Source records
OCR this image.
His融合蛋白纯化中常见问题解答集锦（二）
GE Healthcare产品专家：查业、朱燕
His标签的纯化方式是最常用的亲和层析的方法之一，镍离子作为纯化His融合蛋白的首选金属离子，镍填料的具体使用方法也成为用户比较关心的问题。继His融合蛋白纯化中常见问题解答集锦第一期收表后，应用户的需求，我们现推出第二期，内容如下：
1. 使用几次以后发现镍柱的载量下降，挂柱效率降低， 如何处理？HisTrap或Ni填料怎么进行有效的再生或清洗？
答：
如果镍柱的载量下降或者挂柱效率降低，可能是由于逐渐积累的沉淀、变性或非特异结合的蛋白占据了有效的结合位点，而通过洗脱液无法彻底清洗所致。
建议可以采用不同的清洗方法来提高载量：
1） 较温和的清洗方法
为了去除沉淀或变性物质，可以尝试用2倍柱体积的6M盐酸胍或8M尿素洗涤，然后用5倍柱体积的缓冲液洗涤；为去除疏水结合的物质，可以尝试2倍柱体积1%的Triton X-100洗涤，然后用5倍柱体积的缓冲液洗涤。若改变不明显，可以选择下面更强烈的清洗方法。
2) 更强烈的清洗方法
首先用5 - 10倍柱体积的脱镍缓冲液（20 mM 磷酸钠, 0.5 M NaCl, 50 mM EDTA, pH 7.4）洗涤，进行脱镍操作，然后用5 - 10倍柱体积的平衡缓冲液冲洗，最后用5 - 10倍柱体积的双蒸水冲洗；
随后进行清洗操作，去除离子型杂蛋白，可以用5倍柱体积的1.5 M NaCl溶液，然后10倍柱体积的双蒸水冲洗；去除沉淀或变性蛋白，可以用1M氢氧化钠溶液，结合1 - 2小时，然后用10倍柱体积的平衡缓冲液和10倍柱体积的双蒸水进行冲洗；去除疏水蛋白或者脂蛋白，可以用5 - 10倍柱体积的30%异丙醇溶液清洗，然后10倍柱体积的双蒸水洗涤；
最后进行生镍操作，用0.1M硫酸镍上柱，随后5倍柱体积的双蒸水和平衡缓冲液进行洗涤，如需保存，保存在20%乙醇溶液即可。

• _YOUR TASK_: Return all of the entries exactly as written.

• _COMPLETE ANSWER_:
OCR this image.
His融合蛋白纯化中常见问题解答集锦（二）
GE Healthcare产品专家：查业、朱燕
His标签的纯化方式是最常用的亲和层析的方法之一，镍离子作为纯化His融合蛋白的首选金属离子，镍填料的具体使用方法也成为用户比较关心的问题。继His融合蛋白纯化中常见问题解答集锦第一期收表后，应用户的需求，我们现推出第二期，内容如下：
1. 使用几次以后发现镍柱的载量下降，挂柱效率降低， 如何处理？HisTrap或Ni填料怎么进行有效的再生或清洗？
答：
如果镍柱的载量下降或者挂柱效率降低，可能是由于逐渐积累的沉淀、变性或非特异结合的蛋白占据了有效的结合位点，而通过洗脱液无法彻底清洗所致。
建议可以采用不同的清洗方法来提高载量：
1） 较温和的清洗方法
为了去除沉淀或变性物质，可以尝试用2倍柱体积的6M盐酸胍或8M尿素洗涤，然后用5倍柱体积的缓冲液洗涤；为去除疏水结合的物质，可以尝试2倍柱体积1%的Triton X-100洗涤，然后用5倍柱体积的缓冲液洗涤。若改变不明显，可以选择下面更强烈的清洗方法。
2) 更强烈的清洗方法
首先用5 - 10倍柱体积的脱镍缓冲液（20 mM 磷酸钠, 0.5 M NaCl, 50 mM EDTA, pH 7.4）洗涤，进行脱镍操作，然后用5 - 10倍柱体积的平衡缓冲液冲洗，最后用5 - 10倍柱体积的双蒸水冲洗；
随后进行清洗操作，去除离子型杂蛋白，可以用5倍柱体积的1.5 M NaCl溶液，然后10倍柱体积的双蒸水冲洗；去除沉淀或变性蛋白，可以用1M氢氧化钠溶液，结合1 - 2小时，然后用10倍柱体积的平衡缓冲液和10倍柱体积的双蒸水进行冲洗；去除疏水蛋白或者脂蛋白，可以用5 - 10倍柱体积的30%异丙醇溶液清洗，然后10倍柱体积的双蒸水洗涤；
最后进行生镍操作，用0.1M硫酸镍上柱，随后5倍柱体积的双蒸水和平衡缓冲液进行洗涤，如需保存，保存在20%乙醇溶液即可。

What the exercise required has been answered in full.